● Request
Go through the data below. List every line that holds the word "name".

══ Extracted data ══

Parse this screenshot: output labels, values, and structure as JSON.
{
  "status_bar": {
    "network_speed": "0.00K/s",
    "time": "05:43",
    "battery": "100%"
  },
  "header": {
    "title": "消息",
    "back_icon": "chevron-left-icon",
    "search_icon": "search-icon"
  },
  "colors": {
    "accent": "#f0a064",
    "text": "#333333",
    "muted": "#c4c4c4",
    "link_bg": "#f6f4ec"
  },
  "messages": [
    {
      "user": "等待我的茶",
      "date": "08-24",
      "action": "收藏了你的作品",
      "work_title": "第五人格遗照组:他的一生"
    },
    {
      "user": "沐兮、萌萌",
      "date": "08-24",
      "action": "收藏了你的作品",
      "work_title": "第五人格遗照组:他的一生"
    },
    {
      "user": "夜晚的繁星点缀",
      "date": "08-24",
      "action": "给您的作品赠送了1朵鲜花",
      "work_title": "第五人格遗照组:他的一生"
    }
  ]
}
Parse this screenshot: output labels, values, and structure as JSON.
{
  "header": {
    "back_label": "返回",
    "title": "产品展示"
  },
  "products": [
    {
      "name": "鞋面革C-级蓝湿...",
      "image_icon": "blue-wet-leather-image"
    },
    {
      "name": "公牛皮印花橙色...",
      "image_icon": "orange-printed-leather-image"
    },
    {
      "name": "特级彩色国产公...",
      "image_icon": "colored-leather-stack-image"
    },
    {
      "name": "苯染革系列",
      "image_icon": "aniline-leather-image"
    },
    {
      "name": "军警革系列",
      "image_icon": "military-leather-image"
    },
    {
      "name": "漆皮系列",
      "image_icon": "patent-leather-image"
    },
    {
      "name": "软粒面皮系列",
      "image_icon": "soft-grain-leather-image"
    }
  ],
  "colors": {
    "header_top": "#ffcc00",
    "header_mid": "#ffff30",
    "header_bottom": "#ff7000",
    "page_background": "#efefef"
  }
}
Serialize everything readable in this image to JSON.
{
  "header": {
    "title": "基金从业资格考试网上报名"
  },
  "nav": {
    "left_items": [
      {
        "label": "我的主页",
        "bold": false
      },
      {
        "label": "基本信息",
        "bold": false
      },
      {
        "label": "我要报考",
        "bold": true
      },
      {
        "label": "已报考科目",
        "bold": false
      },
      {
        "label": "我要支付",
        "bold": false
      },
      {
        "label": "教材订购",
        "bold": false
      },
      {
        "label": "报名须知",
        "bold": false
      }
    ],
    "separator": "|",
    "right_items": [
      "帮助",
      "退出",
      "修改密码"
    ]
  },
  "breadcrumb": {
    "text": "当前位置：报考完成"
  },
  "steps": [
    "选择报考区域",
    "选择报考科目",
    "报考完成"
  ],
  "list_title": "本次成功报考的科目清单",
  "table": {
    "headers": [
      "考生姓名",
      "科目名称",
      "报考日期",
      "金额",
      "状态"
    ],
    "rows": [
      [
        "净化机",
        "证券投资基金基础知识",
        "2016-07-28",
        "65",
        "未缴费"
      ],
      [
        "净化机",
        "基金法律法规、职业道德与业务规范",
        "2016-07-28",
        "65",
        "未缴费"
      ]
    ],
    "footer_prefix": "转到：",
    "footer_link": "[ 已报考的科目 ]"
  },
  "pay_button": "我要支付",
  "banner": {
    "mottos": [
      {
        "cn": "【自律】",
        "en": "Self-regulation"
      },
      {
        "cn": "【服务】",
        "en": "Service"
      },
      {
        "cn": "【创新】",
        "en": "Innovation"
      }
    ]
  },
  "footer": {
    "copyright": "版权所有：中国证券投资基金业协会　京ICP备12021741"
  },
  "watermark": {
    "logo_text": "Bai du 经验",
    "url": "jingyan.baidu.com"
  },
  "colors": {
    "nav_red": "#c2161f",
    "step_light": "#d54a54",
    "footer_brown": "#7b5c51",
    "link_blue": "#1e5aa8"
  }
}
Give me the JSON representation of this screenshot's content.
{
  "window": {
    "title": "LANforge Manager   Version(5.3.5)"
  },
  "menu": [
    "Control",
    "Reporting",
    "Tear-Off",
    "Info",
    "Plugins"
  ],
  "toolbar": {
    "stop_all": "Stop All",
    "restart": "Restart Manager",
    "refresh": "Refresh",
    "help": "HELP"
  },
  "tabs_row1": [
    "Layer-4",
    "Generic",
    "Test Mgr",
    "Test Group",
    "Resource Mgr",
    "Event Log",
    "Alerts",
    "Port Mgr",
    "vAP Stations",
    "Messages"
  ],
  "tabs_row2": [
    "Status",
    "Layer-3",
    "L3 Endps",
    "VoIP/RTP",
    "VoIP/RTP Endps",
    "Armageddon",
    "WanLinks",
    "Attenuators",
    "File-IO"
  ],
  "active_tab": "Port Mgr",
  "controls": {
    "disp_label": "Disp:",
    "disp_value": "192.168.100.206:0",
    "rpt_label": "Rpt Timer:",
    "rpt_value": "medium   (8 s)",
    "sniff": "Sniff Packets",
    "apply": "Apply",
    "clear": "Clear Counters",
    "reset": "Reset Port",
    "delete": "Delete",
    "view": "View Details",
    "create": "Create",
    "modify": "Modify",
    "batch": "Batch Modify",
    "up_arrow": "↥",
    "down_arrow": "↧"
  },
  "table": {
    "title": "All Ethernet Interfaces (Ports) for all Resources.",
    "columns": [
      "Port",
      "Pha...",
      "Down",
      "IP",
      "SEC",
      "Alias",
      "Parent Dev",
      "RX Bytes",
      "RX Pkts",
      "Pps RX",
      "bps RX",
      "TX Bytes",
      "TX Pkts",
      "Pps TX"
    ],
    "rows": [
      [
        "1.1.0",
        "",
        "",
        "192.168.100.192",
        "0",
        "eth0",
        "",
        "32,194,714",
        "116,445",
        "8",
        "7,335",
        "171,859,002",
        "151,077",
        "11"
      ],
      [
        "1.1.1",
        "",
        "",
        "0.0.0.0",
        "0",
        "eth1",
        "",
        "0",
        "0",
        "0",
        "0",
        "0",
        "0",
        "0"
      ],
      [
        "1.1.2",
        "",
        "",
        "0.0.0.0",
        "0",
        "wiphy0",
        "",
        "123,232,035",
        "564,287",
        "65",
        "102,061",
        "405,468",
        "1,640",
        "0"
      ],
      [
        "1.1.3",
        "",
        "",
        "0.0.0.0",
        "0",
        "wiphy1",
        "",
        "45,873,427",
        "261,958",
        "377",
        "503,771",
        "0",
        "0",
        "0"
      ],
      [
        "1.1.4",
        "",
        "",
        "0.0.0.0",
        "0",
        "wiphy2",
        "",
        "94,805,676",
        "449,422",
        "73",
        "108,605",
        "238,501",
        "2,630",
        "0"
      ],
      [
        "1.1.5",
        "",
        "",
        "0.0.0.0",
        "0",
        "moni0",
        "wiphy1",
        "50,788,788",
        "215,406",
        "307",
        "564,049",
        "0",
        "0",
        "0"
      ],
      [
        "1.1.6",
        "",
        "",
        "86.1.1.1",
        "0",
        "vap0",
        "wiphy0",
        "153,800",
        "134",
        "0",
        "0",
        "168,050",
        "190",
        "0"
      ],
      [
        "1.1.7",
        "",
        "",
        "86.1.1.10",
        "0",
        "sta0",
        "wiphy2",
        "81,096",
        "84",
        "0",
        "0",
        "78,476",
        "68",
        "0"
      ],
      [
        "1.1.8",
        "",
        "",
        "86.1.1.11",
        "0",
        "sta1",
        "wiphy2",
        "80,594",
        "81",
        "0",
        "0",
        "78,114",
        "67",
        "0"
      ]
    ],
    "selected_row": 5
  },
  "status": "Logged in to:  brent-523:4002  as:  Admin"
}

═══

● Task solution
      "name": "鞋面革C-级蓝湿...",
      "name": "公牛皮印花橙色...",
      "name": "特级彩色国产公...",
      "name": "苯染革系列",
      "name": "军警革系列",
      "name": "漆皮系列",
      "name": "软粒面皮系列",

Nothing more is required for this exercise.